**WHAT TO DO:**
A – Transcribe the passage on in-furrow corn products, everything from "Adding the non-microbial" down to "or yield enhancers.".
B – For each statement below, say whether it agrees with the passage on in-furrow corn products, answering yes or no and quoting the deciding words: (i) The return was about $6 in corn for each $1 of in-furrow products. (ii) The return was calculated with corn at $5 per bushel. (iii) Vitazyme is described as a microbial product.
C – Continue the passage on in-furrow corn products from where it stops.

**EXTRACT TO READ:**
======

Midwest trials we’ve seen suggest that Midwest Biodyne’s 401c, and its companion 501c, are also “sweet spot” families of more than 25 organisms which complement each other. The parent company which developed the Environoc product line has decades of experience with microbe mixes which reinforce each other.

Adding the non-microbial biostimulant, Vitazyme, apparently amplifies the crop’s ability to take fuller advantage of the nutrient surge supplied by the microbial bloom around  new roots of emerging corn. 

Here’s the yield map. Please scroll down past the map to see more details, including costs, of this in-furrow combination. It looks like the return here was $6 in corn for $1 of in-furrow products. That’s figuring corn at $3 per bushel. We’ve long been enthusiasts for in-furrow application as a means of leveraging the most return from a dollar of nutrients or yield enhancers.

 

Bright green band on left shows corn yield over 230 bu. per acre
where in-furrow blend was applied.

======

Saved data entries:

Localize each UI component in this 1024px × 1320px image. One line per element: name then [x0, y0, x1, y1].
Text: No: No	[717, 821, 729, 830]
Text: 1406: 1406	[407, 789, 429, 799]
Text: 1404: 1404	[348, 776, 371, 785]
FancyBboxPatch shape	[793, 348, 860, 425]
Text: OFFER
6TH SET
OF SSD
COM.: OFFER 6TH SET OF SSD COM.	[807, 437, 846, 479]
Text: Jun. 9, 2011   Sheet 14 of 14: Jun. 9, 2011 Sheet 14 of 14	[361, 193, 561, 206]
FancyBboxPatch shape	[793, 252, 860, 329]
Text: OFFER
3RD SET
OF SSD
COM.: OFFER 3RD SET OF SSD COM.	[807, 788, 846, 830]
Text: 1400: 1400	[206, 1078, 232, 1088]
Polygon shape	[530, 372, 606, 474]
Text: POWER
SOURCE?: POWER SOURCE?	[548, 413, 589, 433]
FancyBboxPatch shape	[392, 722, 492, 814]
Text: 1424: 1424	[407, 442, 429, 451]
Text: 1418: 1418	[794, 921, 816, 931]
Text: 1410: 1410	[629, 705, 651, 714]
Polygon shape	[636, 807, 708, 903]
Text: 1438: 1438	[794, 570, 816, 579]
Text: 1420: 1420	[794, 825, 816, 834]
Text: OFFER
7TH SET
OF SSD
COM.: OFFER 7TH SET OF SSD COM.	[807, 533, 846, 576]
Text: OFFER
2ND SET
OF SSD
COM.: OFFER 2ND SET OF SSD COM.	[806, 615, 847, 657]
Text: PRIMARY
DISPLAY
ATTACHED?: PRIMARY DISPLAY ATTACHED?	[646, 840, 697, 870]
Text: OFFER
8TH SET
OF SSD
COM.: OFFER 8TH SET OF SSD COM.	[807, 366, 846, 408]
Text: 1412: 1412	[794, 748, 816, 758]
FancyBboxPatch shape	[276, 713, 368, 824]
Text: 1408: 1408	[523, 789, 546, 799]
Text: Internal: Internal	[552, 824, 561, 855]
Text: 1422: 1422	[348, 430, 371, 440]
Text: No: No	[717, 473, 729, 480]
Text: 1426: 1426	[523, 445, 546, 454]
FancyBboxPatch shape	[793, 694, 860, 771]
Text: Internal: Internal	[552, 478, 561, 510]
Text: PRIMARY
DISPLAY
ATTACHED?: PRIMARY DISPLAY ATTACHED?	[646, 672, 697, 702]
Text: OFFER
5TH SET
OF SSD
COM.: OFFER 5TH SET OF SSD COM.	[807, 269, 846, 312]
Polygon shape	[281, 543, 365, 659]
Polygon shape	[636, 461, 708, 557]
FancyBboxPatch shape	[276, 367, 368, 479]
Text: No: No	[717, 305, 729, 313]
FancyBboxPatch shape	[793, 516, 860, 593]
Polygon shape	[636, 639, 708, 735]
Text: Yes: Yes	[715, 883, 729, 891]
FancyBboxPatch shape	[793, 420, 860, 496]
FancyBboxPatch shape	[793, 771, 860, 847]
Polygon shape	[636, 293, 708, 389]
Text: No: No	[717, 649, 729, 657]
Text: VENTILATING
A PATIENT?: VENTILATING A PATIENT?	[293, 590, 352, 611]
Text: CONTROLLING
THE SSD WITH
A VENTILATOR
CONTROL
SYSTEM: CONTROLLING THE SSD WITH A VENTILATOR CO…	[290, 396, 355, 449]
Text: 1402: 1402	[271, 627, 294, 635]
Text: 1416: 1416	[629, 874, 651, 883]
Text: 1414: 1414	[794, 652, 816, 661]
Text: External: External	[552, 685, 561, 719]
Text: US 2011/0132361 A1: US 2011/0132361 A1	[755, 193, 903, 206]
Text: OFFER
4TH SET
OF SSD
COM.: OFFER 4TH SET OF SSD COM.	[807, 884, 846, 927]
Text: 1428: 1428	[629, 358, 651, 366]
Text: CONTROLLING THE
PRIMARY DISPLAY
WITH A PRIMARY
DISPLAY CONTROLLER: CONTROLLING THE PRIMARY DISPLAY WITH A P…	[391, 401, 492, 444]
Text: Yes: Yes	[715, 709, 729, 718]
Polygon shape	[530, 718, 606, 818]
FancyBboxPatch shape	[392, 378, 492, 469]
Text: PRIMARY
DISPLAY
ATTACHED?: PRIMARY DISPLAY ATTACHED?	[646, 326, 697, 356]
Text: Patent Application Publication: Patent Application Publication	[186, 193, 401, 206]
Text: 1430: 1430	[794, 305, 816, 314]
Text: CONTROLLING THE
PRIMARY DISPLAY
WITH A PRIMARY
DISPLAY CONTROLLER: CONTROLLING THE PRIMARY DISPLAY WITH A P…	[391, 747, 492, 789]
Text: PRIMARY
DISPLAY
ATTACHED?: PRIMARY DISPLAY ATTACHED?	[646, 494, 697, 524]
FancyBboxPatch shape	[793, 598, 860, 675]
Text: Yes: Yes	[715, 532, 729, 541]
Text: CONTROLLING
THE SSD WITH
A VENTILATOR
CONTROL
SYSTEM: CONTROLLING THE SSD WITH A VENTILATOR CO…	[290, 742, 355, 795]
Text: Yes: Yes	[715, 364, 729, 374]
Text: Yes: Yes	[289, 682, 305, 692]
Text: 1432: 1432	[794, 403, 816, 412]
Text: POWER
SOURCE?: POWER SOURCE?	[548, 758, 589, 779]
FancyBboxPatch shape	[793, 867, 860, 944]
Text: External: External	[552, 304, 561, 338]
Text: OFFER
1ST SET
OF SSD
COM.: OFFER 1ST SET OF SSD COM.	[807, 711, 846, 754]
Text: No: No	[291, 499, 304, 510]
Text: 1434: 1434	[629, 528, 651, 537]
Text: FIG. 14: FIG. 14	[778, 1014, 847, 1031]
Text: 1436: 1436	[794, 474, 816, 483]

======

**RESULTS IN ORDER:**
A –
Adding the non-microbial biostimulant, Vitazyme, apparently amplifies the crop’s ability to take fuller advantage of the nutrient surge supplied by the microbial bloom around  new roots of emerging corn. 

Here’s the yield map. Please scroll down past the map to see more details, including costs, of this in-furrow combination. It looks like the return here was $6 in corn for $1 of in-furrow products. That’s figuring corn at $3 per bushel. We’ve long been enthusiasts for in-furrow application as a means of leveraging the most return from a dollar of nutrients or yield enhancers.

B –
(i) Yes: "It looks like the return here was $6 in corn for $1 of in-furrow products."
(ii) No: "That’s figuring corn at $3 per bushel."
(iii) No: "Adding the non-microbial biostimulant, Vitazyme"

C –
 

A special note on this field trial: The rate of Vitazyme applied here was only 8 oz. per acre, rather than the full 13 oz. label rate. Environoc 401c was used at 8 oz. per acre, half the full 16-oz. label rate. WakeUP Spring was used at the recommended rate of 3 oz. per acre for the in-furrow work. This trimmed the product cost to $10 per acre. A full rate of Vitazyme and 401c would have bumped product cost to $16.75.  

That’s pricing WakeUP Spring at $90 per gallon and 401c at $68.50 per gallon. (Vital Earth asks us to price Vitazyme on customer request, so their pricing is not subject to internet trolls.)

Adding WakeUP Spring into the soil moisture solution via the in-furrow mix reduces water’s surface tension, root absorption of nutrients, and nutrient transfer within the crop.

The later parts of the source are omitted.